**Problem statement:**
Each entry that follows must be output without any deviation.

+--

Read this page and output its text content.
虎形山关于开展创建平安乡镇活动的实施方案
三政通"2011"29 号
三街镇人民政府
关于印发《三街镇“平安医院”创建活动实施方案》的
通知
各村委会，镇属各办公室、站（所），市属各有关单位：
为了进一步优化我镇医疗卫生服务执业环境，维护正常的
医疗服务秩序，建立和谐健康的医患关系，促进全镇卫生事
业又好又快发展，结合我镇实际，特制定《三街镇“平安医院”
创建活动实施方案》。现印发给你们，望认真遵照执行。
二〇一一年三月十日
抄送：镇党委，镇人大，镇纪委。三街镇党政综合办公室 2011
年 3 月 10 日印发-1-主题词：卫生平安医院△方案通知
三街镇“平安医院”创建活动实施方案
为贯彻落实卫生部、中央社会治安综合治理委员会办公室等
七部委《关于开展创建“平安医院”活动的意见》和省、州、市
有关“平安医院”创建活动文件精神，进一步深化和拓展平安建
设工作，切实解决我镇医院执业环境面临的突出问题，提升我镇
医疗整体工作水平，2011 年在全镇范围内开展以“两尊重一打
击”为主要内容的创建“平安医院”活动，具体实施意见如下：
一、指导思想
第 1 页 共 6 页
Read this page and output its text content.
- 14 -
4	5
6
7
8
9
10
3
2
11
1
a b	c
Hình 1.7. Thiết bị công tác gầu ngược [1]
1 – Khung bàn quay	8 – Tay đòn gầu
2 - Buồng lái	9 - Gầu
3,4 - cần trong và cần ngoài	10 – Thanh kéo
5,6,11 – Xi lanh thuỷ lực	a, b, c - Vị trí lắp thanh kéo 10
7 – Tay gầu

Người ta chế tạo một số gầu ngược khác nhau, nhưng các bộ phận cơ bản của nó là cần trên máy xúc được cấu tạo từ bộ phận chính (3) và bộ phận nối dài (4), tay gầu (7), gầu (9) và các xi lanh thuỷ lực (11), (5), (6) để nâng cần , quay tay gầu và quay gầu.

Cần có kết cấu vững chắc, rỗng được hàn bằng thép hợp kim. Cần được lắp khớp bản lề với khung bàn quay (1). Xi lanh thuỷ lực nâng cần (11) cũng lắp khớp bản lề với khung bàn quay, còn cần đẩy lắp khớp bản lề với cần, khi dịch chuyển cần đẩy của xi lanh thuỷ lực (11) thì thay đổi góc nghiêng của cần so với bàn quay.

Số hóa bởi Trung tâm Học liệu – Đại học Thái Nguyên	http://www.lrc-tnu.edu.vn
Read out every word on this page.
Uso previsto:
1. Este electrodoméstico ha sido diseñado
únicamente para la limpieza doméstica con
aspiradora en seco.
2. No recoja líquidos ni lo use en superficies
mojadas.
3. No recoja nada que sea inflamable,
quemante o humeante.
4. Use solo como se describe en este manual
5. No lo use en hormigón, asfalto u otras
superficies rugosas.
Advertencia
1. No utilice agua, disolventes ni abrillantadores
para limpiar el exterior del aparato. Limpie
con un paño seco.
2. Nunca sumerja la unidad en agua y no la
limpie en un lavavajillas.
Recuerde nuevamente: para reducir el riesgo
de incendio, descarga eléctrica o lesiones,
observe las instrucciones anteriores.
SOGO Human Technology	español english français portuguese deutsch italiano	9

+--

**Completed exercise:**
Read this page and output its text content.
虎形山关于开展创建平安乡镇活动的实施方案
三政通"2011"29 号
三街镇人民政府
关于印发《三街镇“平安医院”创建活动实施方案》的
通知
各村委会，镇属各办公室、站（所），市属各有关单位：
为了进一步优化我镇医疗卫生服务执业环境，维护正常的
医疗服务秩序，建立和谐健康的医患关系，促进全镇卫生事
业又好又快发展，结合我镇实际，特制定《三街镇“平安医院”
创建活动实施方案》。现印发给你们，望认真遵照执行。
二〇一一年三月十日
抄送：镇党委，镇人大，镇纪委。三街镇党政综合办公室 2011
年 3 月 10 日印发-1-主题词：卫生平安医院△方案通知
三街镇“平安医院”创建活动实施方案
为贯彻落实卫生部、中央社会治安综合治理委员会办公室等
七部委《关于开展创建“平安医院”活动的意见》和省、州、市
有关“平安医院”创建活动文件精神，进一步深化和拓展平安建
设工作，切实解决我镇医院执业环境面临的突出问题，提升我镇
医疗整体工作水平，2011 年在全镇范围内开展以“两尊重一打
击”为主要内容的创建“平安医院”活动，具体实施意见如下：
一、指导思想
第 1 页 共 6 页
Read this page and output its text content.
- 14 -
4	5
6
7
8
9
10
3
2
11
1
a b	c
Hình 1.7. Thiết bị công tác gầu ngược [1]
1 – Khung bàn quay	8 – Tay đòn gầu
2 - Buồng lái	9 - Gầu
3,4 - cần trong và cần ngoài	10 – Thanh kéo
5,6,11 – Xi lanh thuỷ lực	a, b, c - Vị trí lắp thanh kéo 10
7 – Tay gầu

Người ta chế tạo một số gầu ngược khác nhau, nhưng các bộ phận cơ bản của nó là cần trên máy xúc được cấu tạo từ bộ phận chính (3) và bộ phận nối dài (4), tay gầu (7), gầu (9) và các xi lanh thuỷ lực (11), (5), (6) để nâng cần , quay tay gầu và quay gầu.

Cần có kết cấu vững chắc, rỗng được hàn bằng thép hợp kim. Cần được lắp khớp bản lề với khung bàn quay (1). Xi lanh thuỷ lực nâng cần (11) cũng lắp khớp bản lề với khung bàn quay, còn cần đẩy lắp khớp bản lề với cần, khi dịch chuyển cần đẩy của xi lanh thuỷ lực (11) thì thay đổi góc nghiêng của cần so với bàn quay.

Số hóa bởi Trung tâm Học liệu – Đại học Thái Nguyên	http://www.lrc-tnu.edu.vn
Read out every word on this page.
Uso previsto:
1. Este electrodoméstico ha sido diseñado
únicamente para la limpieza doméstica con
aspiradora en seco.
2. No recoja líquidos ni lo use en superficies
mojadas.
3. No recoja nada que sea inflamable,
quemante o humeante.
4. Use solo como se describe en este manual
5. No lo use en hormigón, asfalto u otras
superficies rugosas.
Advertencia
1. No utilice agua, disolventes ni abrillantadores
para limpiar el exterior del aparato. Limpie
con un paño seco.
2. Nunca sumerja la unidad en agua y no la
limpie en un lavavajillas.
Recuerde nuevamente: para reducir el riesgo
de incendio, descarga eléctrica o lesiones,
observe las instrucciones anteriores.
SOGO Human Technology	español english français portuguese deutsch italiano	9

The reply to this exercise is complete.